▶ **What to produce**
Go through the listing and copy every line word for word.

- - - - -

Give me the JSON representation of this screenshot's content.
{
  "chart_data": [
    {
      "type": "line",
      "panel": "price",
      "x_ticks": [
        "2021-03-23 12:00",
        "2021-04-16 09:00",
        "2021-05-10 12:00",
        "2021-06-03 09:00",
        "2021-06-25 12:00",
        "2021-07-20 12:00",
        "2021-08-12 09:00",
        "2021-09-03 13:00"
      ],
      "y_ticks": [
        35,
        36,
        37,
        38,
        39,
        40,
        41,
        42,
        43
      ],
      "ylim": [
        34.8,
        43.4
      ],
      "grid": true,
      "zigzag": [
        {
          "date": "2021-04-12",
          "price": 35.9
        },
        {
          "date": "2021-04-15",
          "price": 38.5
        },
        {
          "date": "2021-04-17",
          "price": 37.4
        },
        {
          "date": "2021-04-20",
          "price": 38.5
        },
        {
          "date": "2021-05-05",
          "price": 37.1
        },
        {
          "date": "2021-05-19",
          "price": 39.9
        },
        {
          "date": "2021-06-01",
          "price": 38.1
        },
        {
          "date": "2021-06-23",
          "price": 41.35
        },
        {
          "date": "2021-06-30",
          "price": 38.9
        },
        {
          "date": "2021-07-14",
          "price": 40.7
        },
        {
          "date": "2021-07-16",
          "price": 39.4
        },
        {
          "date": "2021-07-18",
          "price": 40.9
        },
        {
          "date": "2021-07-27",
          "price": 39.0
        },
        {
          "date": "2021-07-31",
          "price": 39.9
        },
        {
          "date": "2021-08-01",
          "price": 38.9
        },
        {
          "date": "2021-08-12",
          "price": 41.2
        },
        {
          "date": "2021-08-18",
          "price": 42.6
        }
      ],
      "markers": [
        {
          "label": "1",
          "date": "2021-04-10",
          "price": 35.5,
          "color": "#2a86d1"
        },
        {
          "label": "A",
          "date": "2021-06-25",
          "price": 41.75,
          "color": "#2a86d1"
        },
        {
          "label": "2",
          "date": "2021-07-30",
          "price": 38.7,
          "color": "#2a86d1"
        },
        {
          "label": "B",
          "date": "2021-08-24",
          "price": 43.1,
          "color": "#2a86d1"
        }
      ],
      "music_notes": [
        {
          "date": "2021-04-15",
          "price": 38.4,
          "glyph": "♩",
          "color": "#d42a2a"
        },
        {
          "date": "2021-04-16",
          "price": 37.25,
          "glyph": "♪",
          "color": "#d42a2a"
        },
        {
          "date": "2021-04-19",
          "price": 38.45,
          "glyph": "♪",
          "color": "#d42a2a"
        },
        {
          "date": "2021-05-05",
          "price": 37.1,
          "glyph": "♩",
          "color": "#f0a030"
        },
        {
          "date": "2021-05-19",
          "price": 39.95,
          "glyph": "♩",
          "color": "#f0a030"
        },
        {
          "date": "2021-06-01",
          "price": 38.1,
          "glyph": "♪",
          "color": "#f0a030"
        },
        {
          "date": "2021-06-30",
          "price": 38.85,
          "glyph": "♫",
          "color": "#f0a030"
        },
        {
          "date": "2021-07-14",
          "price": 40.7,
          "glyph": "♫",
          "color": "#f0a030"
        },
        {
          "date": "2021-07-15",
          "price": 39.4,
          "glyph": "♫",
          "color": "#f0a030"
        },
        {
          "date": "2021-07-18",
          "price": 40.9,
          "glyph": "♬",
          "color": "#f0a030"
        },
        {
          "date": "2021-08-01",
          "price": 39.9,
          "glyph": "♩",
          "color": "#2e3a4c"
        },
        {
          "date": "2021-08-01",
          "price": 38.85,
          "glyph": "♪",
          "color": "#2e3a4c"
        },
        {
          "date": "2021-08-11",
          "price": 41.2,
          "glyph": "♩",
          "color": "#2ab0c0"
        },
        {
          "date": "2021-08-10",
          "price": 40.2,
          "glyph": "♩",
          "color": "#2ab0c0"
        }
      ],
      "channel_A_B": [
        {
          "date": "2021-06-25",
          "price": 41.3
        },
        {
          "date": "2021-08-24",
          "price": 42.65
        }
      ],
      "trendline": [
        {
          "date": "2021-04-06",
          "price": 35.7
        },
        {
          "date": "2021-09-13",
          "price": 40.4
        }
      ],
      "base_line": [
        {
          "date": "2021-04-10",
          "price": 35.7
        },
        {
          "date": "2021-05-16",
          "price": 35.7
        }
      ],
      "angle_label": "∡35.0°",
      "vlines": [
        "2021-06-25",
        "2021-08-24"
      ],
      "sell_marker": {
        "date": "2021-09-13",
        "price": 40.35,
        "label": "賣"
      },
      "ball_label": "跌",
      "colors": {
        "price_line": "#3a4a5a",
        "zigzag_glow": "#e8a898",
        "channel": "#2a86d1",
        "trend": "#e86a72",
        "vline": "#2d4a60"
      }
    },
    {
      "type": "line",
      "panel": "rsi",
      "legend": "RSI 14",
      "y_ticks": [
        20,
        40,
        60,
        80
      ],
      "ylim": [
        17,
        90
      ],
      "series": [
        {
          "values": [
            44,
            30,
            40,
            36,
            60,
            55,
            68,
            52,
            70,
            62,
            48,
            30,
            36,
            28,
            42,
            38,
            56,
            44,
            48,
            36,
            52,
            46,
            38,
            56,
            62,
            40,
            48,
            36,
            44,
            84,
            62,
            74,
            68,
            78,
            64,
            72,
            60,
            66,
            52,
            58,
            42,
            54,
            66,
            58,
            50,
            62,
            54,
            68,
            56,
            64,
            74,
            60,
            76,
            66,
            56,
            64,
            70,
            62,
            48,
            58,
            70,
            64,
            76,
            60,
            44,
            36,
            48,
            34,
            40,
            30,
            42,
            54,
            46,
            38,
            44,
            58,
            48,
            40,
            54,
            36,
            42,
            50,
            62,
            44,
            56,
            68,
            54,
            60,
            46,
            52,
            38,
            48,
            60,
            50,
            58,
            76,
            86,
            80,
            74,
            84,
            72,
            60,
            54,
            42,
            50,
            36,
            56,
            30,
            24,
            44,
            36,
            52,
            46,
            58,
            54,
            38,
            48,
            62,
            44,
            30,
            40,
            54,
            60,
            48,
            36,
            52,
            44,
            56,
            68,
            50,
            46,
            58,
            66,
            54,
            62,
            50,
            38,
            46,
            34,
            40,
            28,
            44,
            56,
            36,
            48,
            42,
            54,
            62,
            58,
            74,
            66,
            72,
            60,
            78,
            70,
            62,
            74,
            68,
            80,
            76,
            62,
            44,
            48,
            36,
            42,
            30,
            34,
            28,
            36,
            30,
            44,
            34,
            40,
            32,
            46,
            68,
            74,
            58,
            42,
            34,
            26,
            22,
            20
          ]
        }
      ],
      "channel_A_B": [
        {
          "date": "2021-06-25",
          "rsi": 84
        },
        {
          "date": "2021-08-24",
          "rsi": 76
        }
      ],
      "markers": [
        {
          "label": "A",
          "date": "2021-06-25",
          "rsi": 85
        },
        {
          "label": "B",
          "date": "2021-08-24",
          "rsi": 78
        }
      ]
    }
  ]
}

- - - - -

▶ **Completed task**
Give me the JSON representation of this screenshot's content.
{
  "chart_data": [
    {
      "type": "line",
      "panel": "price",
      "x_ticks": [
        "2021-03-23 12:00",
        "2021-04-16 09:00",
        "2021-05-10 12:00",
        "2021-06-03 09:00",
        "2021-06-25 12:00",
        "2021-07-20 12:00",
        "2021-08-12 09:00",
        "2021-09-03 13:00"
      ],
      "y_ticks": [
        35,
        36,
        37,
        38,
        39,
        40,
        41,
        42,
        43
      ],
      "ylim": [
        34.8,
        43.4
      ],
      "grid": true,
      "zigzag": [
        {
          "date": "2021-04-12",
          "price": 35.9
        },
        {
          "date": "2021-04-15",
          "price": 38.5
        },
        {
          "date": "2021-04-17",
          "price": 37.4
        },
        {
          "date": "2021-04-20",
          "price": 38.5
        },
        {
          "date": "2021-05-05",
          "price": 37.1
        },
        {
          "date": "2021-05-19",
          "price": 39.9
        },
        {
          "date": "2021-06-01",
          "price": 38.1
        },
        {
          "date": "2021-06-23",
          "price": 41.35
        },
        {
          "date": "2021-06-30",
          "price": 38.9
        },
        {
          "date": "2021-07-14",
          "price": 40.7
        },
        {
          "date": "2021-07-16",
          "price": 39.4
        },
        {
          "date": "2021-07-18",
          "price": 40.9
        },
        {
          "date": "2021-07-27",
          "price": 39.0
        },
        {
          "date": "2021-07-31",
          "price": 39.9
        },
        {
          "date": "2021-08-01",
          "price": 38.9
        },
        {
          "date": "2021-08-12",
          "price": 41.2
        },
        {
          "date": "2021-08-18",
          "price": 42.6
        }
      ],
      "markers": [
        {
          "label": "1",
          "date": "2021-04-10",
          "price": 35.5,
          "color": "#2a86d1"
        },
        {
          "label": "A",
          "date": "2021-06-25",
          "price": 41.75,
          "color": "#2a86d1"
        },
        {
          "label": "2",
          "date": "2021-07-30",
          "price": 38.7,
          "color": "#2a86d1"
        },
        {
          "label": "B",
          "date": "2021-08-24",
          "price": 43.1,
          "color": "#2a86d1"
        }
      ],
      "music_notes": [
        {
          "date": "2021-04-15",
          "price": 38.4,
          "glyph": "♩",
          "color": "#d42a2a"
        },
        {
          "date": "2021-04-16",
          "price": 37.25,
          "glyph": "♪",
          "color": "#d42a2a"
        },
        {
          "date": "2021-04-19",
          "price": 38.45,
          "glyph": "♪",
          "color": "#d42a2a"
        },
        {
          "date": "2021-05-05",
          "price": 37.1,
          "glyph": "♩",
          "color": "#f0a030"
        },
        {
          "date": "2021-05-19",
          "price": 39.95,
          "glyph": "♩",
          "color": "#f0a030"
        },
        {
          "date": "2021-06-01",
          "price": 38.1,
          "glyph": "♪",
          "color": "#f0a030"
        },
        {
          "date": "2021-06-30",
          "price": 38.85,
          "glyph": "♫",
          "color": "#f0a030"
        },
        {
          "date": "2021-07-14",
          "price": 40.7,
          "glyph": "♫",
          "color": "#f0a030"
        },
        {
          "date": "2021-07-15",
          "price": 39.4,
          "glyph": "♫",
          "color": "#f0a030"
        },
        {
          "date": "2021-07-18",
          "price": 40.9,
          "glyph": "♬",
          "color": "#f0a030"
        },
        {
          "date": "2021-08-01",
          "price": 39.9,
          "glyph": "♩",
          "color": "#2e3a4c"
        },
        {
          "date": "2021-08-01",
          "price": 38.85,
          "glyph": "♪",
          "color": "#2e3a4c"
        },
        {
          "date": "2021-08-11",
          "price": 41.2,
          "glyph": "♩",
          "color": "#2ab0c0"
        },
        {
          "date": "2021-08-10",
          "price": 40.2,
          "glyph": "♩",
          "color": "#2ab0c0"
        }
      ],
      "channel_A_B": [
        {
          "date": "2021-06-25",
          "price": 41.3
        },
        {
          "date": "2021-08-24",
          "price": 42.65
        }
      ],
      "trendline": [
        {
          "date": "2021-04-06",
          "price": 35.7
        },
        {
          "date": "2021-09-13",
          "price": 40.4
        }
      ],
      "base_line": [
        {
          "date": "2021-04-10",
          "price": 35.7
        },
        {
          "date": "2021-05-16",
          "price": 35.7
        }
      ],
      "angle_label": "∡35.0°",
      "vlines": [
        "2021-06-25",
        "2021-08-24"
      ],
      "sell_marker": {
        "date": "2021-09-13",
        "price": 40.35,
        "label": "賣"
      },
      "ball_label": "跌",
      "colors": {
        "price_line": "#3a4a5a",
        "zigzag_glow": "#e8a898",
        "channel": "#2a86d1",
        "trend": "#e86a72",
        "vline": "#2d4a60"
      }
    },
    {
      "type": "line",
      "panel": "rsi",
      "legend": "RSI 14",
      "y_ticks": [
        20,
        40,
        60,
        80
      ],
      "ylim": [
        17,
        90
      ],
      "series": [
        {
          "values": [
            44,
            30,
            40,
            36,
            60,
            55,
            68,
            52,
            70,
            62,
            48,
            30,
            36,
            28,
            42,
            38,
            56,
            44,
            48,
            36,
            52,
            46,
            38,
            56,
            62,
            40,
            48,
            36,
            44,
            84,
            62,
            74,
            68,
            78,
            64,
            72,
            60,
            66,
            52,
            58,
            42,
            54,
            66,
            58,
            50,
            62,
            54,
            68,
            56,
            64,
            74,
            60,
            76,
            66,
            56,
            64,
            70,
            62,
            48,
            58,
            70,
            64,
            76,
            60,
            44,
            36,
            48,
            34,
            40,
            30,
            42,
            54,
            46,
            38,
            44,
            58,
            48,
            40,
            54,
            36,
            42,
            50,
            62,
            44,
            56,
            68,
            54,
            60,
            46,
            52,
            38,
            48,
            60,
            50,
            58,
            76,
            86,
            80,
            74,
            84,
            72,
            60,
            54,
            42,
            50,
            36,
            56,
            30,
            24,
            44,
            36,
            52,
            46,
            58,
            54,
            38,
            48,
            62,
            44,
            30,
            40,
            54,
            60,
            48,
            36,
            52,
            44,
            56,
            68,
            50,
            46,
            58,
            66,
            54,
            62,
            50,
            38,
            46,
            34,
            40,
            28,
            44,
            56,
            36,
            48,
            42,
            54,
            62,
            58,
            74,
            66,
            72,
            60,
            78,
            70,
            62,
            74,
            68,
            80,
            76,
            62,
            44,
            48,
            36,
            42,
            30,
            34,
            28,
            36,
            30,
            44,
            34,
            40,
            32,
            46,
            68,
            74,
            58,
            42,
            34,
            26,
            22,
            20
          ]
        }
      ],
      "channel_A_B": [
        {
          "date": "2021-06-25",
          "rsi": 84
        },
        {
          "date": "2021-08-24",
          "rsi": 76
        }
      ],
      "markers": [
        {
          "label": "A",
          "date": "2021-06-25",
          "rsi": 85
        },
        {
          "label": "B",
          "date": "2021-08-24",
          "rsi": 78
        }
      ]
    }
  ]
}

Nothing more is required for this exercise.